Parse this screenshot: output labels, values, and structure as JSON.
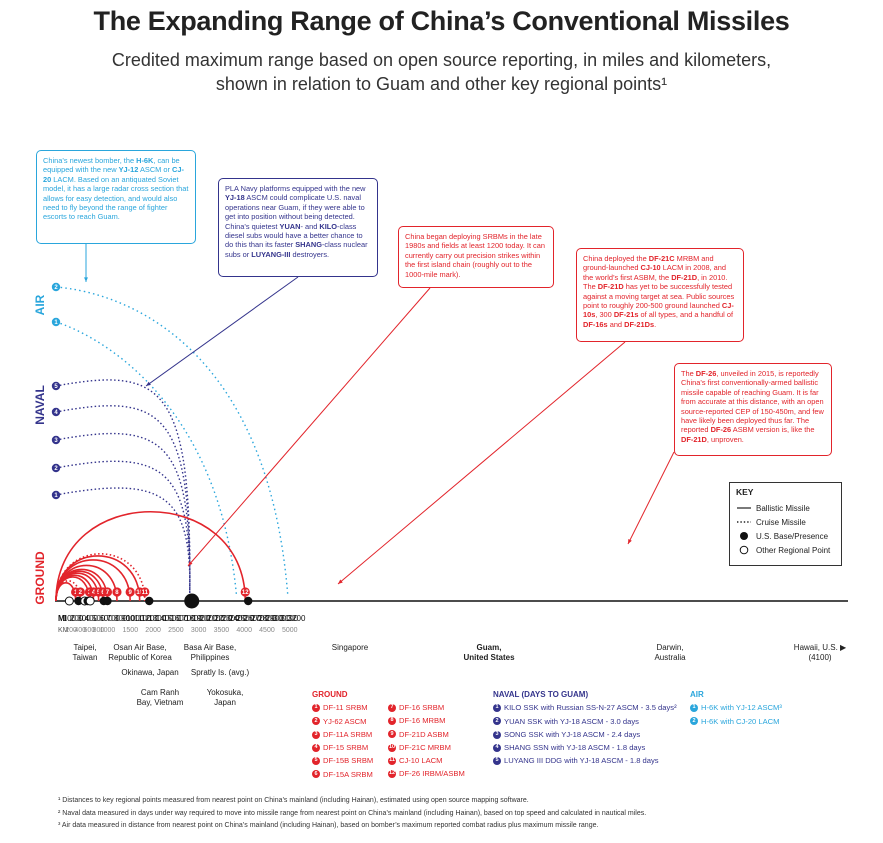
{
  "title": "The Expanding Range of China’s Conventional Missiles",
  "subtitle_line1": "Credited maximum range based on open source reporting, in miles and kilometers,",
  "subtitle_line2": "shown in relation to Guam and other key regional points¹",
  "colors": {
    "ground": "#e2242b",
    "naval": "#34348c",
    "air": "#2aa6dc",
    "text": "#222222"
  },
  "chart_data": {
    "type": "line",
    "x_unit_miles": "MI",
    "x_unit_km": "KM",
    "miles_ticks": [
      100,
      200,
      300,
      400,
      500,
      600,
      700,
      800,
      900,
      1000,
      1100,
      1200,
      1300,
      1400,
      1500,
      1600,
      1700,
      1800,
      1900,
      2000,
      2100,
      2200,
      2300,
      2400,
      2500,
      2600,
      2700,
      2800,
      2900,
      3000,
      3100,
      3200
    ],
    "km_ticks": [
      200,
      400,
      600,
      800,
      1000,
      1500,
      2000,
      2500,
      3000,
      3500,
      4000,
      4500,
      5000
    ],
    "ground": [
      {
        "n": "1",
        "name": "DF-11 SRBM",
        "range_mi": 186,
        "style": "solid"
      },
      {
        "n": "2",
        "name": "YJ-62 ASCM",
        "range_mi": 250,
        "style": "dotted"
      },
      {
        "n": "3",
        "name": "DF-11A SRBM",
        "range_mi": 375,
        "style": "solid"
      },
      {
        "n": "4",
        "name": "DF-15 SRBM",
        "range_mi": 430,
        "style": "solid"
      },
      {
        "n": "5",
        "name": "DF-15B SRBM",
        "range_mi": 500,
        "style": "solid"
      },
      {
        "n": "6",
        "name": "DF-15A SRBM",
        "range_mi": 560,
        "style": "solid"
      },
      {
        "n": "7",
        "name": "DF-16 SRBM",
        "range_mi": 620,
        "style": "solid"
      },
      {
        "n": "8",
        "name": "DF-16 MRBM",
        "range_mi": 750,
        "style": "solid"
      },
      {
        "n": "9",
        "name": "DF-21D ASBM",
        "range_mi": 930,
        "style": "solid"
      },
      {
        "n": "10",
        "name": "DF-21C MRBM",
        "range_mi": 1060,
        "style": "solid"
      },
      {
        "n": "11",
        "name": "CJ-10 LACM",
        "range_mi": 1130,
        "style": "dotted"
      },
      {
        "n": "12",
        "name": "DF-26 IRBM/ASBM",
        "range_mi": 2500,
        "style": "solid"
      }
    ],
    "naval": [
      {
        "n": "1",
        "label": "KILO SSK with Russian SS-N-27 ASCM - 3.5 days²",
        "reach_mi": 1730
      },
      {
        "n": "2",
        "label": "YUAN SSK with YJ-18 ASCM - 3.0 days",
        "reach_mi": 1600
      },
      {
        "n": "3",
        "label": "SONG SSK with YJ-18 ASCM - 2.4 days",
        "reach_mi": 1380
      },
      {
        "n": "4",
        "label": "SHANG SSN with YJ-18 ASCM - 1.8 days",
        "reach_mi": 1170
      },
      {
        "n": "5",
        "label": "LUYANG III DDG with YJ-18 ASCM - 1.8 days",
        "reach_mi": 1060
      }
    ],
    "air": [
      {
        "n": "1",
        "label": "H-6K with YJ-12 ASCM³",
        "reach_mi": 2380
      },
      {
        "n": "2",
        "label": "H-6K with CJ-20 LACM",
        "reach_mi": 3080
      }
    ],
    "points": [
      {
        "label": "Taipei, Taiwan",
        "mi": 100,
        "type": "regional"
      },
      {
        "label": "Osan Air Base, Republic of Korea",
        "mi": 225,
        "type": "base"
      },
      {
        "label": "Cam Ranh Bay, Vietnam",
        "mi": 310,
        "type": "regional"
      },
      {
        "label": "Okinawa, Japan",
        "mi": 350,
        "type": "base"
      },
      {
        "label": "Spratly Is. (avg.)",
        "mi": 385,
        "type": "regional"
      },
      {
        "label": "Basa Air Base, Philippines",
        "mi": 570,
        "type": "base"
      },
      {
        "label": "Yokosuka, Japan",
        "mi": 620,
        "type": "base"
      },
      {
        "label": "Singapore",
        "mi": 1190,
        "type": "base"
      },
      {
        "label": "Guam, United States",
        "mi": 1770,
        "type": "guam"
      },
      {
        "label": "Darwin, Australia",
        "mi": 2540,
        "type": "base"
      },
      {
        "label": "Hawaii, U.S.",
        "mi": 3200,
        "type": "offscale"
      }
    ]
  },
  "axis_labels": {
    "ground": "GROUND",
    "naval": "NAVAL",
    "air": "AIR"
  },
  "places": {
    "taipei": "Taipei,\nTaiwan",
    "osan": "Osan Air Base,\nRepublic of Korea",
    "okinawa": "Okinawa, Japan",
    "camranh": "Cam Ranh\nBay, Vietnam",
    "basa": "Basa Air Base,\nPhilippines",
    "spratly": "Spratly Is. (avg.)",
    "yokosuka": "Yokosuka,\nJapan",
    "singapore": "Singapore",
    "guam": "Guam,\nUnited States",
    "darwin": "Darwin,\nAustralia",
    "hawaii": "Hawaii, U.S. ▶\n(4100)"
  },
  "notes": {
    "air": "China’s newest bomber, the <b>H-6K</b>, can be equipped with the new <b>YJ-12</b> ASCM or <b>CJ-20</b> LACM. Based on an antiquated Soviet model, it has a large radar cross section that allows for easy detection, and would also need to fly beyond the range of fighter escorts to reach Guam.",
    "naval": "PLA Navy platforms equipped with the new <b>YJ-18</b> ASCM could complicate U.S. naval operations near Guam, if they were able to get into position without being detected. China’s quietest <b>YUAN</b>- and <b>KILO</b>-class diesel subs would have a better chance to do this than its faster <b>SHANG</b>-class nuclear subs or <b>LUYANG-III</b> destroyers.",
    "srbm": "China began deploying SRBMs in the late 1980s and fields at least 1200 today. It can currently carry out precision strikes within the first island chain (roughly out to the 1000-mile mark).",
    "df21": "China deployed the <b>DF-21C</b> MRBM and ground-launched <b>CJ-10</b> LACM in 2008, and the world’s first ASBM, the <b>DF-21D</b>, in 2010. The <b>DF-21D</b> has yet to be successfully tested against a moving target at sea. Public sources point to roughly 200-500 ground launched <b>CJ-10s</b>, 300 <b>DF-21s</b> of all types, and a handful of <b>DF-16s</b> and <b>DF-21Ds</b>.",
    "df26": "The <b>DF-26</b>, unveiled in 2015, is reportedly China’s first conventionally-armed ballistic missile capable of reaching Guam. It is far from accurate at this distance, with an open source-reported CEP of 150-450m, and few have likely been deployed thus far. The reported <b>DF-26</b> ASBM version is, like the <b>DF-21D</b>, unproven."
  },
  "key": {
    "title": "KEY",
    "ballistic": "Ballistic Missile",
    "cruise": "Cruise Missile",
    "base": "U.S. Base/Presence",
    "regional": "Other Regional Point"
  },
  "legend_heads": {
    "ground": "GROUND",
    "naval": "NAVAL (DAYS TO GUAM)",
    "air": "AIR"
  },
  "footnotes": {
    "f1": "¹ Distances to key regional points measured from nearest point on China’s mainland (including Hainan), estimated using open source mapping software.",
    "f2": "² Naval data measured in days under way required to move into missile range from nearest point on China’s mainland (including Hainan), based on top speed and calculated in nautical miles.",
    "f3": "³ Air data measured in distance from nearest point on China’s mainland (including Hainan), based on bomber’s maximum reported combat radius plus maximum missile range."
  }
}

--

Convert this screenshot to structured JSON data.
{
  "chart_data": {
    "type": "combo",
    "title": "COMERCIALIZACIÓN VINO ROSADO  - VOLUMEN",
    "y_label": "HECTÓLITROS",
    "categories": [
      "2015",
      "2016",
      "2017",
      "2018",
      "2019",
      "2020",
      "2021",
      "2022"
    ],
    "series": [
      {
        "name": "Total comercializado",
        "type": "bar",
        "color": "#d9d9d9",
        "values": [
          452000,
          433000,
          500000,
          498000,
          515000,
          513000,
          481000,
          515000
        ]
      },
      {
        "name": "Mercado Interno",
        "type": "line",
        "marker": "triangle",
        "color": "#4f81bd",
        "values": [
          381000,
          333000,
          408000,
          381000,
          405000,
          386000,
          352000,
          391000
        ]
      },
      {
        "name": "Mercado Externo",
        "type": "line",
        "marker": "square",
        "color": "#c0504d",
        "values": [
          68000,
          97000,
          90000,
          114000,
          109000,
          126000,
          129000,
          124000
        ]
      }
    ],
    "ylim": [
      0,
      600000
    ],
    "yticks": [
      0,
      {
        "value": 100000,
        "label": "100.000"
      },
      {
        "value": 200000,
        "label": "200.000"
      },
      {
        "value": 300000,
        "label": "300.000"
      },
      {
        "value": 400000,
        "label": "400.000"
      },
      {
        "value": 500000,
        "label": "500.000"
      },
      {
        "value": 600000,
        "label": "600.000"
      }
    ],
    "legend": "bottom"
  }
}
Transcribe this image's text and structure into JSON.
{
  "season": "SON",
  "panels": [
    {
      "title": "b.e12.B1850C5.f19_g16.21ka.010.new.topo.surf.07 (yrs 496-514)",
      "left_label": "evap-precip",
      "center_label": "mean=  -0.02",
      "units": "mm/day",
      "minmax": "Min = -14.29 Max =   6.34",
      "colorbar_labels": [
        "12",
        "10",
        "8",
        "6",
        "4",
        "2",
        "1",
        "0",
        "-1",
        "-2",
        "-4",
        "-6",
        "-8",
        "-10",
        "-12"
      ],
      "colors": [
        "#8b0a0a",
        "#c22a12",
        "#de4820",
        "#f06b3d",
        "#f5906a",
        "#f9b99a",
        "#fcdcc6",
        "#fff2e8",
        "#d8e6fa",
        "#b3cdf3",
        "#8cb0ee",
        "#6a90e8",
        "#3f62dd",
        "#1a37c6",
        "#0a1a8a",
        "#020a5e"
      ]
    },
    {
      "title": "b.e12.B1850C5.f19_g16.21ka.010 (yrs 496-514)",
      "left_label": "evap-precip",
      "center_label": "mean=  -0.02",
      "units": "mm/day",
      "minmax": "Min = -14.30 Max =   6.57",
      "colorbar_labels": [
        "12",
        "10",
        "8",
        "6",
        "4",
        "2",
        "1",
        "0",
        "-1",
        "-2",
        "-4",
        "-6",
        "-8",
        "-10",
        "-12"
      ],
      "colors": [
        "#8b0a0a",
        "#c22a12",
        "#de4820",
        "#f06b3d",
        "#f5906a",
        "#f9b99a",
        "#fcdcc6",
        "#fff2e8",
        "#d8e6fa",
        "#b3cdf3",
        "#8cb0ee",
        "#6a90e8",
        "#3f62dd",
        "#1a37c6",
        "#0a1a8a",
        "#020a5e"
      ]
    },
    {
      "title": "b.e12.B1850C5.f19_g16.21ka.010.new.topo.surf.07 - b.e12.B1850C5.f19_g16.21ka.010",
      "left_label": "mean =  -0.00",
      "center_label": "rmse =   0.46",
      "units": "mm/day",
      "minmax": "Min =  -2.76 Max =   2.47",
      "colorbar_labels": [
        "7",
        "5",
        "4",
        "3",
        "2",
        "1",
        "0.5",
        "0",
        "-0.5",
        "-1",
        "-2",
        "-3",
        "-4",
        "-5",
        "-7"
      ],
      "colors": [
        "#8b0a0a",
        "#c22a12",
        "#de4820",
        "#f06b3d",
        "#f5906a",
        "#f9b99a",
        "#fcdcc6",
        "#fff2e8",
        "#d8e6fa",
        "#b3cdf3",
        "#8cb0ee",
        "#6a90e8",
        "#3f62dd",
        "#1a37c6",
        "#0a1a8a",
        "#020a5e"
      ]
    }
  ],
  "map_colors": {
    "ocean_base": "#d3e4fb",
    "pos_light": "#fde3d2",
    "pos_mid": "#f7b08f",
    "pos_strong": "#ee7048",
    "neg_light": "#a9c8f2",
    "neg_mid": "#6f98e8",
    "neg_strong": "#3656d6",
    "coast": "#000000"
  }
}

# Direction:
For the material, find the number of lines holding the word "SHANG" and give that figure and nothing more.

# Output of the exercise:
2